Your task is to copy every line of this material exactly.

(Stored data)
%%

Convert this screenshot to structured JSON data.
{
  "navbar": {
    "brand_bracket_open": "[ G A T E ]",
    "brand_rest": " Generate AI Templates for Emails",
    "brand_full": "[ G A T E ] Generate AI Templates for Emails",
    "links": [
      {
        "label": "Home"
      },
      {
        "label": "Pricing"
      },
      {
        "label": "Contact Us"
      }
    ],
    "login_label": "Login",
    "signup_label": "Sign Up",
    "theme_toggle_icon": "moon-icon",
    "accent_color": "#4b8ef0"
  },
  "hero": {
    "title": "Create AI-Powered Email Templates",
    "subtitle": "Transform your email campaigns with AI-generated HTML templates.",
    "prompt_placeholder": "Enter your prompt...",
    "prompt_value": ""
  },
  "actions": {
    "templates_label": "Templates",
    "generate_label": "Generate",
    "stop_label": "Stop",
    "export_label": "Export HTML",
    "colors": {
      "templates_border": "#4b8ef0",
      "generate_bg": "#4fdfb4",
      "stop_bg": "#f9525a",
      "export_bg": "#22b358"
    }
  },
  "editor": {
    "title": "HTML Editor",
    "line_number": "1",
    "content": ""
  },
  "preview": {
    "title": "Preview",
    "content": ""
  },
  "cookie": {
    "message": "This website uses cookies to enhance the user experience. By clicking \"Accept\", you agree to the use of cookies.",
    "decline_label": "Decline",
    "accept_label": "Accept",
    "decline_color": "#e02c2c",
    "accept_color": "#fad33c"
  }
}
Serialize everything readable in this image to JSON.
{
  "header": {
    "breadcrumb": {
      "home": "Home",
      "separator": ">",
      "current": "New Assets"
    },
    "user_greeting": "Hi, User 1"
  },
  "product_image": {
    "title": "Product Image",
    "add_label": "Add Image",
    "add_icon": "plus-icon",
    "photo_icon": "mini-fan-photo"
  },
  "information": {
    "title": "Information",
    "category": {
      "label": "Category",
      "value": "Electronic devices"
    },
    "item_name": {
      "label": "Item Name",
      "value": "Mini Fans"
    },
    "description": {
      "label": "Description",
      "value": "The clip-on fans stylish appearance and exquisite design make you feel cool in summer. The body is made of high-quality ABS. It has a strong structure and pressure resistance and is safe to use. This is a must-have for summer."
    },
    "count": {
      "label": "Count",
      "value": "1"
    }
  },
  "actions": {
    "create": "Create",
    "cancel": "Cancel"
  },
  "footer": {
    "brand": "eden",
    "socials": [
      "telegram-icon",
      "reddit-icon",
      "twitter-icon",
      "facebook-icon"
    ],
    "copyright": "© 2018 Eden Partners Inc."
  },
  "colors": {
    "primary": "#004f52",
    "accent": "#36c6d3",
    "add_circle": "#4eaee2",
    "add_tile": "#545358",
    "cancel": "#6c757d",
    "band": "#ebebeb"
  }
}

%%

#### [RESPONSE TO THE EXERCISE]
Convert this screenshot to structured JSON data.
{
  "navbar": {
    "brand_bracket_open": "[ G A T E ]",
    "brand_rest": " Generate AI Templates for Emails",
    "brand_full": "[ G A T E ] Generate AI Templates for Emails",
    "links": [
      {
        "label": "Home"
      },
      {
        "label": "Pricing"
      },
      {
        "label": "Contact Us"
      }
    ],
    "login_label": "Login",
    "signup_label": "Sign Up",
    "theme_toggle_icon": "moon-icon",
    "accent_color": "#4b8ef0"
  },
  "hero": {
    "title": "Create AI-Powered Email Templates",
    "subtitle": "Transform your email campaigns with AI-generated HTML templates.",
    "prompt_placeholder": "Enter your prompt...",
    "prompt_value": ""
  },
  "actions": {
    "templates_label": "Templates",
    "generate_label": "Generate",
    "stop_label": "Stop",
    "export_label": "Export HTML",
    "colors": {
      "templates_border": "#4b8ef0",
      "generate_bg": "#4fdfb4",
      "stop_bg": "#f9525a",
      "export_bg": "#22b358"
    }
  },
  "editor": {
    "title": "HTML Editor",
    "line_number": "1",
    "content": ""
  },
  "preview": {
    "title": "Preview",
    "content": ""
  },
  "cookie": {
    "message": "This website uses cookies to enhance the user experience. By clicking \"Accept\", you agree to the use of cookies.",
    "decline_label": "Decline",
    "accept_label": "Accept",
    "decline_color": "#e02c2c",
    "accept_color": "#fad33c"
  }
}
Serialize everything readable in this image to JSON.
{
  "header": {
    "breadcrumb": {
      "home": "Home",
      "separator": ">",
      "current": "New Assets"
    },
    "user_greeting": "Hi, User 1"
  },
  "product_image": {
    "title": "Product Image",
    "add_label": "Add Image",
    "add_icon": "plus-icon",
    "photo_icon": "mini-fan-photo"
  },
  "information": {
    "title": "Information",
    "category": {
      "label": "Category",
      "value": "Electronic devices"
    },
    "item_name": {
      "label": "Item Name",
      "value": "Mini Fans"
    },
    "description": {
      "label": "Description",
      "value": "The clip-on fans stylish appearance and exquisite design make you feel cool in summer. The body is made of high-quality ABS. It has a strong structure and pressure resistance and is safe to use. This is a must-have for summer."
    },
    "count": {
      "label": "Count",
      "value": "1"
    }
  },
  "actions": {
    "create": "Create",
    "cancel": "Cancel"
  },
  "footer": {
    "brand": "eden",
    "socials": [
      "telegram-icon",
      "reddit-icon",
      "twitter-icon",
      "facebook-icon"
    ],
    "copyright": "© 2018 Eden Partners Inc."
  },
  "colors": {
    "primary": "#004f52",
    "accent": "#36c6d3",
    "add_circle": "#4eaee2",
    "add_tile": "#545358",
    "cancel": "#6c757d",
    "band": "#ebebeb"
  }
}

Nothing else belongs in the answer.